> **TASK TO COMPLETE**
Make an exact copy of all the records.

(Items from a figure collection)

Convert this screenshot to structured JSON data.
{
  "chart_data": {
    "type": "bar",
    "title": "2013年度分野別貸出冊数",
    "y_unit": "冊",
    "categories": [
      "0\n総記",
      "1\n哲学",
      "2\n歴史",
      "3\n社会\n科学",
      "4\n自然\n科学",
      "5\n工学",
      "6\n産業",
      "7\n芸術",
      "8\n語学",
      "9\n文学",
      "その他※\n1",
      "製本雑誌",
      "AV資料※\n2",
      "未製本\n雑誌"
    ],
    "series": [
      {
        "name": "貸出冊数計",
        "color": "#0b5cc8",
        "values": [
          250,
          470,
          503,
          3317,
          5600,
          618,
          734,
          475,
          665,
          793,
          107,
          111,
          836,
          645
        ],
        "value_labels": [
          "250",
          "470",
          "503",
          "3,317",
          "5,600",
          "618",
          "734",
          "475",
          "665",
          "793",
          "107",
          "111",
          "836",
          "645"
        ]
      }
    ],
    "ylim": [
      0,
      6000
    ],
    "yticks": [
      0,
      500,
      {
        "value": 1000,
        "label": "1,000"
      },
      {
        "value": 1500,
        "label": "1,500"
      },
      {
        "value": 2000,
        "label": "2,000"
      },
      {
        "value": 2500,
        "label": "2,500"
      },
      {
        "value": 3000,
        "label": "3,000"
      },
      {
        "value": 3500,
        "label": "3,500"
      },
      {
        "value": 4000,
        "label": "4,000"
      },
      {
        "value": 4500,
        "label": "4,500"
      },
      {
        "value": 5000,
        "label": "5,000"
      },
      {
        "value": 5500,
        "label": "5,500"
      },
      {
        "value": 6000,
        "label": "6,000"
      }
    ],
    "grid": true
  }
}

> **EXPECTED OUTPUT**
Convert this screenshot to structured JSON data.
{
  "chart_data": {
    "type": "bar",
    "title": "2013年度分野別貸出冊数",
    "y_unit": "冊",
    "categories": [
      "0\n総記",
      "1\n哲学",
      "2\n歴史",
      "3\n社会\n科学",
      "4\n自然\n科学",
      "5\n工学",
      "6\n産業",
      "7\n芸術",
      "8\n語学",
      "9\n文学",
      "その他※\n1",
      "製本雑誌",
      "AV資料※\n2",
      "未製本\n雑誌"
    ],
    "series": [
      {
        "name": "貸出冊数計",
        "color": "#0b5cc8",
        "values": [
          250,
          470,
          503,
          3317,
          5600,
          618,
          734,
          475,
          665,
          793,
          107,
          111,
          836,
          645
        ],
        "value_labels": [
          "250",
          "470",
          "503",
          "3,317",
          "5,600",
          "618",
          "734",
          "475",
          "665",
          "793",
          "107",
          "111",
          "836",
          "645"
        ]
      }
    ],
    "ylim": [
      0,
      6000
    ],
    "yticks": [
      0,
      500,
      {
        "value": 1000,
        "label": "1,000"
      },
      {
        "value": 1500,
        "label": "1,500"
      },
      {
        "value": 2000,
        "label": "2,000"
      },
      {
        "value": 2500,
        "label": "2,500"
      },
      {
        "value": 3000,
        "label": "3,000"
      },
      {
        "value": 3500,
        "label": "3,500"
      },
      {
        "value": 4000,
        "label": "4,000"
      },
      {
        "value": 4500,
        "label": "4,500"
      },
      {
        "value": 5000,
        "label": "5,000"
      },
      {
        "value": 5500,
        "label": "5,500"
      },
      {
        "value": 6000,
        "label": "6,000"
      }
    ],
    "grid": true
  }
}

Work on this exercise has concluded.